start Dataset records
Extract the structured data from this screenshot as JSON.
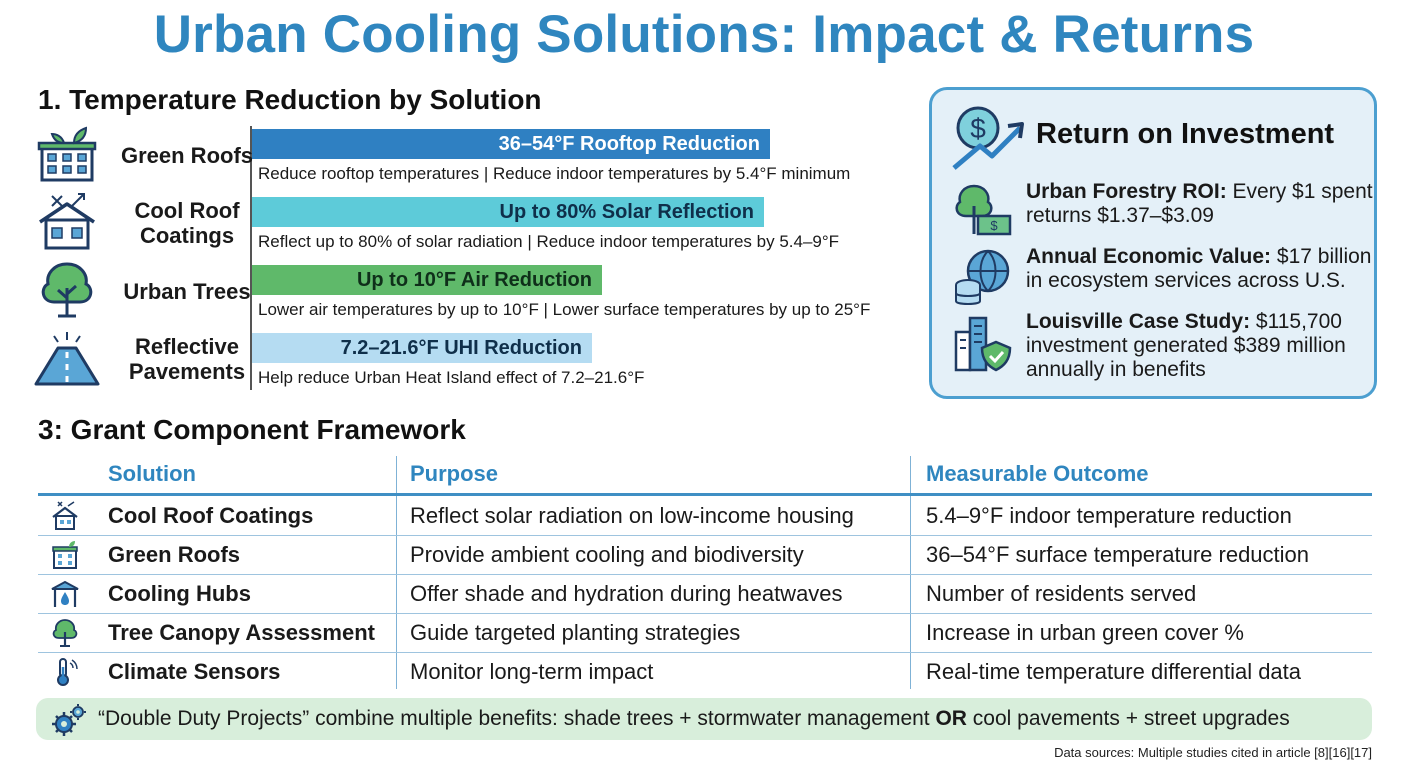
{
  "title": "Urban Cooling Solutions: Impact & Returns",
  "section1": {
    "heading": "1. Temperature Reduction by Solution",
    "solutions": [
      {
        "name": "Green Roofs",
        "bar_label": "36–54°F Rooftop Reduction",
        "bar_color": "#2f80c2",
        "bar_text_color": "#ffffff",
        "description": "Reduce rooftop temperatures | Reduce indoor temperatures by 5.4°F minimum",
        "icon": "green-roof-building-icon"
      },
      {
        "name": "Cool Roof Coatings",
        "bar_label": "Up to 80% Solar Reflection",
        "bar_color": "#5dcbd9",
        "bar_text_color": "#0f2f4a",
        "description": "Reflect up to 80% of solar radiation | Reduce indoor temperatures by 5.4–9°F",
        "icon": "cool-roof-house-icon"
      },
      {
        "name": "Urban Trees",
        "bar_label": "Up to 10°F Air Reduction",
        "bar_color": "#5fb96a",
        "bar_text_color": "#0f2f1a",
        "description": "Lower air temperatures by up to 10°F | Lower surface temperatures by up to 25°F",
        "icon": "tree-icon"
      },
      {
        "name": "Reflective Pavements",
        "bar_label": "7.2–21.6°F UHI Reduction",
        "bar_color": "#b5dcf2",
        "bar_text_color": "#0f2f4a",
        "description": "Help reduce Urban Heat Island effect of 7.2–21.6°F",
        "icon": "road-icon"
      }
    ]
  },
  "roi": {
    "heading": "Return on Investment",
    "items": [
      {
        "label": "Urban Forestry ROI:",
        "text": "Every $1 spent returns $1.37–$3.09",
        "icon": "tree-money-icon"
      },
      {
        "label": "Annual Economic Value:",
        "text": "$17 billion in ecosystem services across U.S.",
        "icon": "globe-coins-icon"
      },
      {
        "label": "Louisville Case Study:",
        "text": "$115,700 investment generated $389 million annually in benefits",
        "icon": "city-shield-icon"
      }
    ]
  },
  "section3": {
    "heading": "3: Grant Component Framework",
    "columns": [
      "Solution",
      "Purpose",
      "Measurable Outcome"
    ],
    "rows": [
      {
        "solution": "Cool Roof Coatings",
        "purpose": "Reflect solar radiation on low-income housing",
        "outcome": "5.4–9°F indoor temperature reduction",
        "icon": "house-sun-icon"
      },
      {
        "solution": "Green Roofs",
        "purpose": "Provide ambient cooling and biodiversity",
        "outcome": "36–54°F surface temperature reduction",
        "icon": "building-icon"
      },
      {
        "solution": "Cooling Hubs",
        "purpose": "Offer shade and hydration during heatwaves",
        "outcome": "Number of residents served",
        "icon": "water-drop-shelter-icon"
      },
      {
        "solution": "Tree Canopy Assessment",
        "purpose": "Guide targeted planting strategies",
        "outcome": "Increase in urban green cover %",
        "icon": "small-tree-icon"
      },
      {
        "solution": "Climate Sensors",
        "purpose": "Monitor long-term impact",
        "outcome": "Real-time temperature differential data",
        "icon": "thermometer-icon"
      }
    ]
  },
  "banner": {
    "part1": "“Double Duty Projects” combine multiple benefits: shade trees + stormwater management ",
    "emphasis": "OR",
    "part2": " cool pavements + street upgrades",
    "icon": "gears-icon"
  },
  "sources": "Data sources: Multiple studies cited in article [8][16][17]"
}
end Dataset records
* _Set problem_: Reproduce the listing above exactly, excluding all pictures.

* _Solved problem_:
Extract the structured data from this screenshot as JSON.
{
  "title": "Urban Cooling Solutions: Impact & Returns",
  "section1": {
    "heading": "1. Temperature Reduction by Solution",
    "solutions": [
      {
        "name": "Green Roofs",
        "bar_label": "36–54°F Rooftop Reduction",
        "bar_color": "#2f80c2",
        "bar_text_color": "#ffffff",
        "description": "Reduce rooftop temperatures | Reduce indoor temperatures by 5.4°F minimum",
        "icon": "green-roof-building-icon"
      },
      {
        "name": "Cool Roof Coatings",
        "bar_label": "Up to 80% Solar Reflection",
        "bar_color": "#5dcbd9",
        "bar_text_color": "#0f2f4a",
        "description": "Reflect up to 80% of solar radiation | Reduce indoor temperatures by 5.4–9°F",
        "icon": "cool-roof-house-icon"
      },
      {
        "name": "Urban Trees",
        "bar_label": "Up to 10°F Air Reduction",
        "bar_color": "#5fb96a",
        "bar_text_color": "#0f2f1a",
        "description": "Lower air temperatures by up to 10°F | Lower surface temperatures by up to 25°F",
        "icon": "tree-icon"
      },
      {
        "name": "Reflective Pavements",
        "bar_label": "7.2–21.6°F UHI Reduction",
        "bar_color": "#b5dcf2",
        "bar_text_color": "#0f2f4a",
        "description": "Help reduce Urban Heat Island effect of 7.2–21.6°F",
        "icon": "road-icon"
      }
    ]
  },
  "roi": {
    "heading": "Return on Investment",
    "items": [
      {
        "label": "Urban Forestry ROI:",
        "text": "Every $1 spent returns $1.37–$3.09",
        "icon": "tree-money-icon"
      },
      {
        "label": "Annual Economic Value:",
        "text": "$17 billion in ecosystem services across U.S.",
        "icon": "globe-coins-icon"
      },
      {
        "label": "Louisville Case Study:",
        "text": "$115,700 investment generated $389 million annually in benefits",
        "icon": "city-shield-icon"
      }
    ]
  },
  "section3": {
    "heading": "3: Grant Component Framework",
    "columns": [
      "Solution",
      "Purpose",
      "Measurable Outcome"
    ],
    "rows": [
      {
        "solution": "Cool Roof Coatings",
        "purpose": "Reflect solar radiation on low-income housing",
        "outcome": "5.4–9°F indoor temperature reduction",
        "icon": "house-sun-icon"
      },
      {
        "solution": "Green Roofs",
        "purpose": "Provide ambient cooling and biodiversity",
        "outcome": "36–54°F surface temperature reduction",
        "icon": "building-icon"
      },
      {
        "solution": "Cooling Hubs",
        "purpose": "Offer shade and hydration during heatwaves",
        "outcome": "Number of residents served",
        "icon": "water-drop-shelter-icon"
      },
      {
        "solution": "Tree Canopy Assessment",
        "purpose": "Guide targeted planting strategies",
        "outcome": "Increase in urban green cover %",
        "icon": "small-tree-icon"
      },
      {
        "solution": "Climate Sensors",
        "purpose": "Monitor long-term impact",
        "outcome": "Real-time temperature differential data",
        "icon": "thermometer-icon"
      }
    ]
  },
  "banner": {
    "part1": "“Double Duty Projects” combine multiple benefits: shade trees + stormwater management ",
    "emphasis": "OR",
    "part2": " cool pavements + street upgrades",
    "icon": "gears-icon"
  },
  "sources": "Data sources: Multiple studies cited in article [8][16][17]"
}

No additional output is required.